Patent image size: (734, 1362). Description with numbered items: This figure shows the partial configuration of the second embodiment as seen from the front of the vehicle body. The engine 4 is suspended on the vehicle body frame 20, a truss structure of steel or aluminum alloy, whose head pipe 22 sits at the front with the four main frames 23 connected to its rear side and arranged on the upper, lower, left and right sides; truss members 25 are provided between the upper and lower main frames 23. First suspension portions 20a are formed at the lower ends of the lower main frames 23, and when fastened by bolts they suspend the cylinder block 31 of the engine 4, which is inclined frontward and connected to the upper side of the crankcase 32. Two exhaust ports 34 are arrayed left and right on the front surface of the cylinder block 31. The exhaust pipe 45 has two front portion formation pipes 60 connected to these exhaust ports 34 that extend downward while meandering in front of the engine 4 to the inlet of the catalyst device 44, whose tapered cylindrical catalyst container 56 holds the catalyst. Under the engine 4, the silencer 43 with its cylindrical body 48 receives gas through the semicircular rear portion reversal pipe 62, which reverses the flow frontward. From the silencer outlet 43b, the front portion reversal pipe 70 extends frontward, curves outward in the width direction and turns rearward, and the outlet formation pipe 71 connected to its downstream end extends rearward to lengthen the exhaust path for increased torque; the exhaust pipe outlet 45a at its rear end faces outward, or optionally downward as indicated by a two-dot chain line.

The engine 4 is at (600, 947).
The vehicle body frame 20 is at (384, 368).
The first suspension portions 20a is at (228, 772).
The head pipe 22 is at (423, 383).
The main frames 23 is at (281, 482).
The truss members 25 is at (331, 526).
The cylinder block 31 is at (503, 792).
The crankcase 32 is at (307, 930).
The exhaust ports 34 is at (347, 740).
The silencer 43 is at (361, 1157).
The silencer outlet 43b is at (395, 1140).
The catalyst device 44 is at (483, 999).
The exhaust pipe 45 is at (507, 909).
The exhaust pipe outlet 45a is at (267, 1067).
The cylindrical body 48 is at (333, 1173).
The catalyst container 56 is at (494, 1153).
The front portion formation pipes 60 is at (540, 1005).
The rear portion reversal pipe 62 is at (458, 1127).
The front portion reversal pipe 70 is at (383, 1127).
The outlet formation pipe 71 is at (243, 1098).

Set problem »
Reproduce the lines above from the first one up to and including the line with "The cylinder block 31 is at (503, 792).", without changing any character.

Reply »
Patent image size: (734, 1362). Description with numbered items: This figure shows the partial configuration of the second embodiment as seen from the front of the vehicle body. The engine 4 is suspended on the vehicle body frame 20, a truss structure of steel or aluminum alloy, whose head pipe 22 sits at the front with the four main frames 23 connected to its rear side and arranged on the upper, lower, left and right sides; truss members 25 are provided between the upper and lower main frames 23. First suspension portions 20a are formed at the lower ends of the lower main frames 23, and when fastened by bolts they suspend the cylinder block 31 of the engine 4, which is inclined frontward and connected to the upper side of the crankcase 32. Two exhaust ports 34 are arrayed left and right on the front surface of the cylinder block 31. The exhaust pipe 45 has two front portion formation pipes 60 connected to these exhaust ports 34 that extend downward while meandering in front of the engine 4 to the inlet of the catalyst device 44, whose tapered cylindrical catalyst container 56 holds the catalyst. Under the engine 4, the silencer 43 with its cylindrical body 48 receives gas through the semicircular rear portion reversal pipe 62, which reverses the flow frontward. From the silencer outlet 43b, the front portion reversal pipe 70 extends frontward, curves outward in the width direction and turns rearward, and the outlet formation pipe 71 connected to its downstream end extends rearward to lengthen the exhaust path for increased torque; the exhaust pipe outlet 45a at its rear end faces outward, or optionally downward as indicated by a two-dot chain line.

The engine 4 is at (600, 947).
The vehicle body frame 20 is at (384, 368).
The first suspension portions 20a is at (228, 772).
The head pipe 22 is at (423, 383).
The main frames 23 is at (281, 482).
The truss members 25 is at (331, 526).
The cylinder block 31 is at (503, 792).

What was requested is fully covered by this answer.